* STATED TASK: In the listing below, how many lines contain the word "Output"? Please respond with the number only.

<<<<

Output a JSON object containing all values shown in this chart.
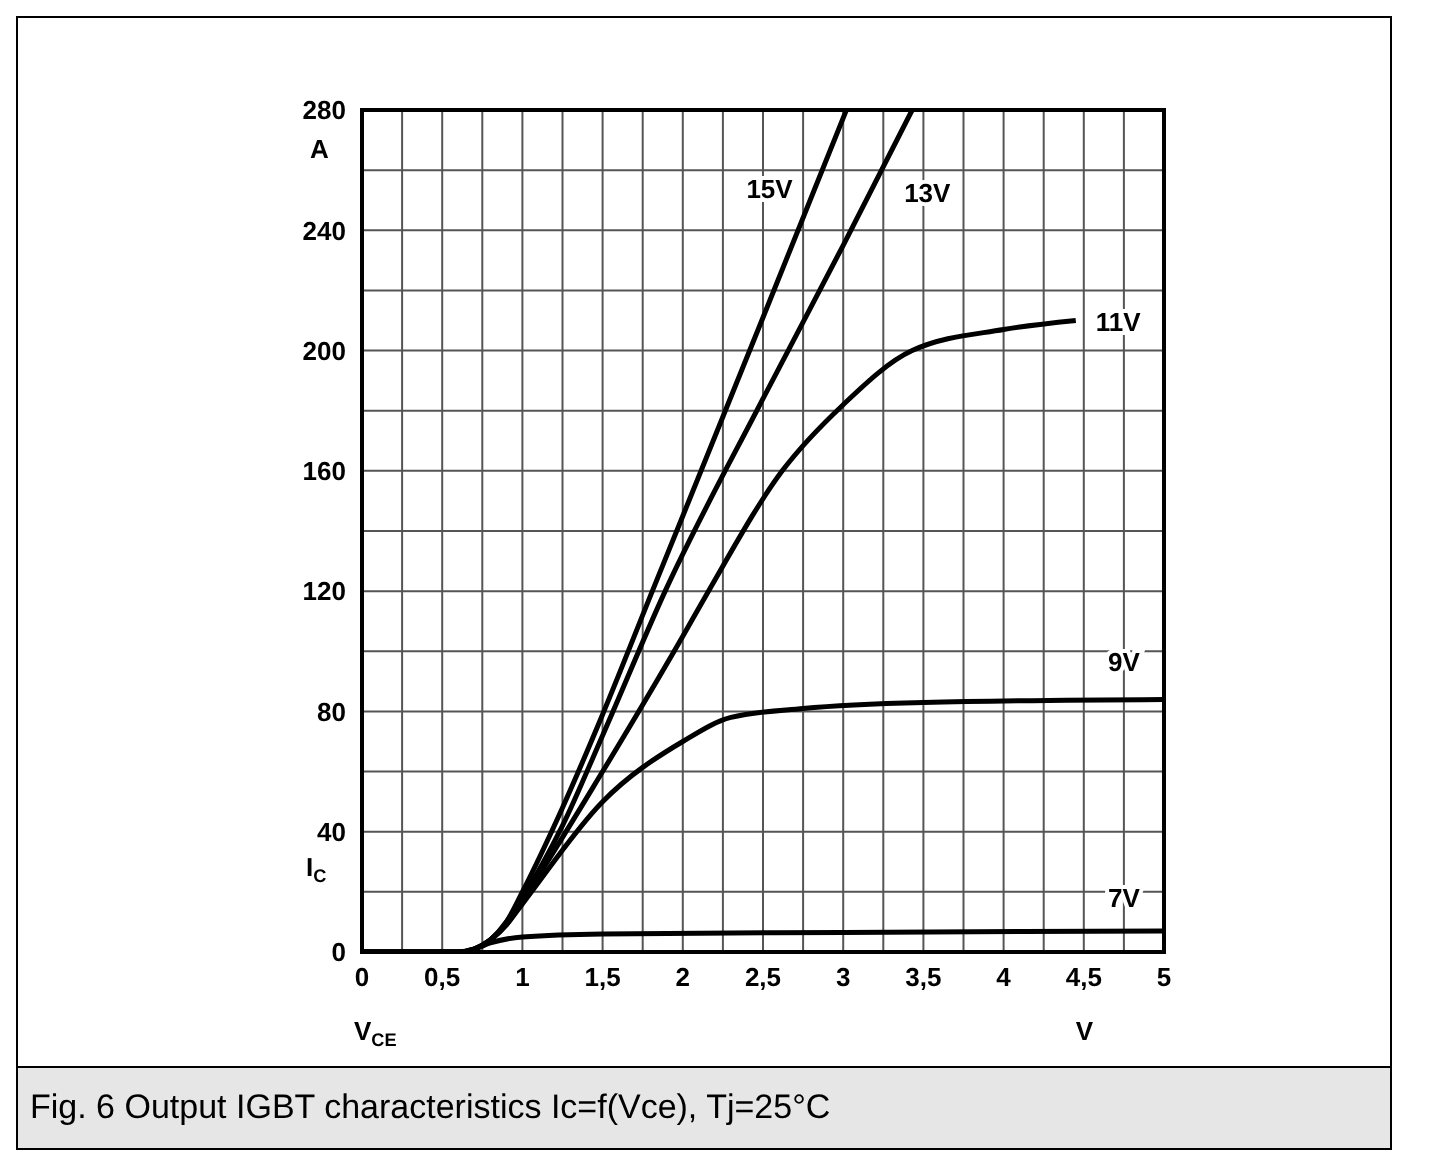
{
  "chart_data": {
    "type": "line",
    "title": "Fig. 6 Output IGBT characteristics Ic=f(Vce), Tj=25°C",
    "xlabel": "V$_{CE}$",
    "ylabel": "I$_{C}$",
    "annotations": [
      "A",
      "V"
    ],
    "xlim": [
      0,
      5
    ],
    "ylim": [
      0,
      280
    ],
    "xticks": [
      0,
      {
        "value": 0.25,
        "label": null
      },
      {
        "value": 0.5,
        "label": "0,5"
      },
      {
        "value": 0.75,
        "label": null
      },
      1,
      {
        "value": 1.25,
        "label": null
      },
      {
        "value": 1.5,
        "label": "1,5"
      },
      {
        "value": 1.75,
        "label": null
      },
      2,
      {
        "value": 2.25,
        "label": null
      },
      {
        "value": 2.5,
        "label": "2,5"
      },
      {
        "value": 2.75,
        "label": null
      },
      3,
      {
        "value": 3.25,
        "label": null
      },
      {
        "value": 3.5,
        "label": "3,5"
      },
      {
        "value": 3.75,
        "label": null
      },
      4,
      {
        "value": 4.25,
        "label": null
      },
      {
        "value": 4.5,
        "label": "4,5"
      },
      {
        "value": 4.75,
        "label": null
      },
      5
    ],
    "yticks": [
      0,
      {
        "value": 20,
        "label": null
      },
      40,
      {
        "value": 60,
        "label": null
      },
      80,
      {
        "value": 100,
        "label": null
      },
      120,
      {
        "value": 140,
        "label": null
      },
      160,
      {
        "value": 180,
        "label": null
      },
      200,
      {
        "value": 220,
        "label": null
      },
      240,
      {
        "value": 260,
        "label": null
      },
      280
    ],
    "grid": true,
    "legend": false,
    "marker": "none",
    "line_style": "solid",
    "series": [
      {
        "name": "15V",
        "color": "#000000",
        "x": [
          0,
          0.6,
          0.7,
          0.8,
          0.9,
          1,
          1.25,
          1.5,
          1.81,
          2,
          2.5,
          3.02
        ],
        "values": [
          0,
          0,
          1,
          4,
          10,
          20,
          48,
          79,
          120,
          145,
          211,
          280
        ]
      },
      {
        "name": "13V",
        "color": "#000000",
        "x": [
          0,
          0.6,
          0.7,
          0.8,
          0.9,
          1,
          1.25,
          1.5,
          1.89,
          2.5,
          3,
          3.43
        ],
        "values": [
          0,
          0,
          1,
          4,
          10,
          18,
          42,
          72,
          120,
          184,
          235,
          280
        ]
      },
      {
        "name": "11V",
        "color": "#000000",
        "x": [
          0,
          0.6,
          0.7,
          0.8,
          0.9,
          1,
          1.5,
          2,
          2.16,
          2.62,
          3,
          3.43,
          4,
          4.45
        ],
        "values": [
          0,
          0,
          1,
          4,
          9,
          17,
          60,
          105,
          120,
          160,
          182,
          200,
          207,
          210
        ]
      },
      {
        "name": "9V",
        "color": "#000000",
        "x": [
          0,
          0.6,
          0.7,
          0.8,
          0.9,
          1,
          1.5,
          2,
          2.3,
          2.75,
          3.5,
          5
        ],
        "values": [
          0,
          0,
          1,
          4,
          9,
          16,
          50,
          70,
          78,
          81,
          83,
          84
        ]
      },
      {
        "name": "7V",
        "color": "#000000",
        "x": [
          0,
          0.6,
          0.7,
          0.8,
          1,
          1.5,
          3,
          5
        ],
        "values": [
          0,
          0,
          1,
          3,
          5,
          6,
          6.5,
          7
        ]
      }
    ]
  }
}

>>>>

* ANSWER IN FULL: 2